### Exercise instructions
In the entries that follow, identify the line containing "Extract the structured" and return it together with all later lines, exactly as they appear.

★ ★ ★ ★ ★

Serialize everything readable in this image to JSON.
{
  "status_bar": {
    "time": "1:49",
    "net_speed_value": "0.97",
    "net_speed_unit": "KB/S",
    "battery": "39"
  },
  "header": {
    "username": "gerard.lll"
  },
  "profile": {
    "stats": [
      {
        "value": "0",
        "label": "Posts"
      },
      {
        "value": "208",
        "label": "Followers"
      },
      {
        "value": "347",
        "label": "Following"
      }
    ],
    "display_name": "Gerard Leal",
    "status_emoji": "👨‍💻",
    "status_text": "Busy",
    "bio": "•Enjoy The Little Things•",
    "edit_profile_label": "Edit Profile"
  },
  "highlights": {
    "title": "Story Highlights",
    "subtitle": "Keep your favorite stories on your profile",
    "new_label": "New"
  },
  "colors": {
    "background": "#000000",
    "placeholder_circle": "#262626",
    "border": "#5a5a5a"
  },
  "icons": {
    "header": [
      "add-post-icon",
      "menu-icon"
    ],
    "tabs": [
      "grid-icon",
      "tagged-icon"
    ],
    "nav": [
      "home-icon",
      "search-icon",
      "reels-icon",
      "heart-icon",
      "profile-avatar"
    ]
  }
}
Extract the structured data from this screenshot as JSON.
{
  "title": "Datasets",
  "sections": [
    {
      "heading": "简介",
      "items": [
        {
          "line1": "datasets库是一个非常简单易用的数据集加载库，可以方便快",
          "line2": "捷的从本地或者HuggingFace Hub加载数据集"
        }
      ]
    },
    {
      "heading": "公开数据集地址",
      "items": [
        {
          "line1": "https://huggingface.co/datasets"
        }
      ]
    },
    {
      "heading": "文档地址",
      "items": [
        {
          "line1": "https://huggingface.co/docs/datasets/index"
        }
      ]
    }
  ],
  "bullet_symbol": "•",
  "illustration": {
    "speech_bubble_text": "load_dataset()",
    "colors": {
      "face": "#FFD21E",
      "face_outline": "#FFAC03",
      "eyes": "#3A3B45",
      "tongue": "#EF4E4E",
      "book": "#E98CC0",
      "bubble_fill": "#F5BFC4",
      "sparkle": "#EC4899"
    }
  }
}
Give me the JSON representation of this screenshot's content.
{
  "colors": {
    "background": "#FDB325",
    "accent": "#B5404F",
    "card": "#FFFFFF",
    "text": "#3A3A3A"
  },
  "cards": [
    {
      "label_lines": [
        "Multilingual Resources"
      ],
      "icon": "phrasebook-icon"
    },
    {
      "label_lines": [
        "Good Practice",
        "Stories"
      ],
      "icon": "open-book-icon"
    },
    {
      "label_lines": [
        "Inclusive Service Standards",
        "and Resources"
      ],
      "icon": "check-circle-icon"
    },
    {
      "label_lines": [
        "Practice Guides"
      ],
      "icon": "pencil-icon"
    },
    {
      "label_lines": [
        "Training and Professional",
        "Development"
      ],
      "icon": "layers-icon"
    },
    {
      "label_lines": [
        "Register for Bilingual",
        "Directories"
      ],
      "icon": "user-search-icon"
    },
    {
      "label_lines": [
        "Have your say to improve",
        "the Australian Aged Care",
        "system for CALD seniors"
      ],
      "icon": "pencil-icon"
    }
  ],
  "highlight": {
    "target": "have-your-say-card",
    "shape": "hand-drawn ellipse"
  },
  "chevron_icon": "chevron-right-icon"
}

★ ★ ★ ★ ★

### Task solution
Extract the structured data from this screenshot as JSON.
{
  "title": "Datasets",
  "sections": [
    {
      "heading": "简介",
      "items": [
        {
          "line1": "datasets库是一个非常简单易用的数据集加载库，可以方便快",
          "line2": "捷的从本地或者HuggingFace Hub加载数据集"
        }
      ]
    },
    {
      "heading": "公开数据集地址",
      "items": [
        {
          "line1": "https://huggingface.co/datasets"
        }
      ]
    },
    {
      "heading": "文档地址",
      "items": [
        {
          "line1": "https://huggingface.co/docs/datasets/index"
        }
      ]
    }
  ],
  "bullet_symbol": "•",
  "illustration": {
    "speech_bubble_text": "load_dataset()",
    "colors": {
      "face": "#FFD21E",
      "face_outline": "#FFAC03",
      "eyes": "#3A3B45",
      "tongue": "#EF4E4E",
      "book": "#E98CC0",
      "bubble_fill": "#F5BFC4",
      "sparkle": "#EC4899"
    }
  }
}
Give me the JSON representation of this screenshot's content.
{
  "colors": {
    "background": "#FDB325",
    "accent": "#B5404F",
    "card": "#FFFFFF",
    "text": "#3A3A3A"
  },
  "cards": [
    {
      "label_lines": [
        "Multilingual Resources"
      ],
      "icon": "phrasebook-icon"
    },
    {
      "label_lines": [
        "Good Practice",
        "Stories"
      ],
      "icon": "open-book-icon"
    },
    {
      "label_lines": [
        "Inclusive Service Standards",
        "and Resources"
      ],
      "icon": "check-circle-icon"
    },
    {
      "label_lines": [
        "Practice Guides"
      ],
      "icon": "pencil-icon"
    },
    {
      "label_lines": [
        "Training and Professional",
        "Development"
      ],
      "icon": "layers-icon"
    },
    {
      "label_lines": [
        "Register for Bilingual",
        "Directories"
      ],
      "icon": "user-search-icon"
    },
    {
      "label_lines": [
        "Have your say to improve",
        "the Australian Aged Care",
        "system for CALD seniors"
      ],
      "icon": "pencil-icon"
    }
  ],
  "highlight": {
    "target": "have-your-say-card",
    "shape": "hand-drawn ellipse"
  },
  "chevron_icon": "chevron-right-icon"
}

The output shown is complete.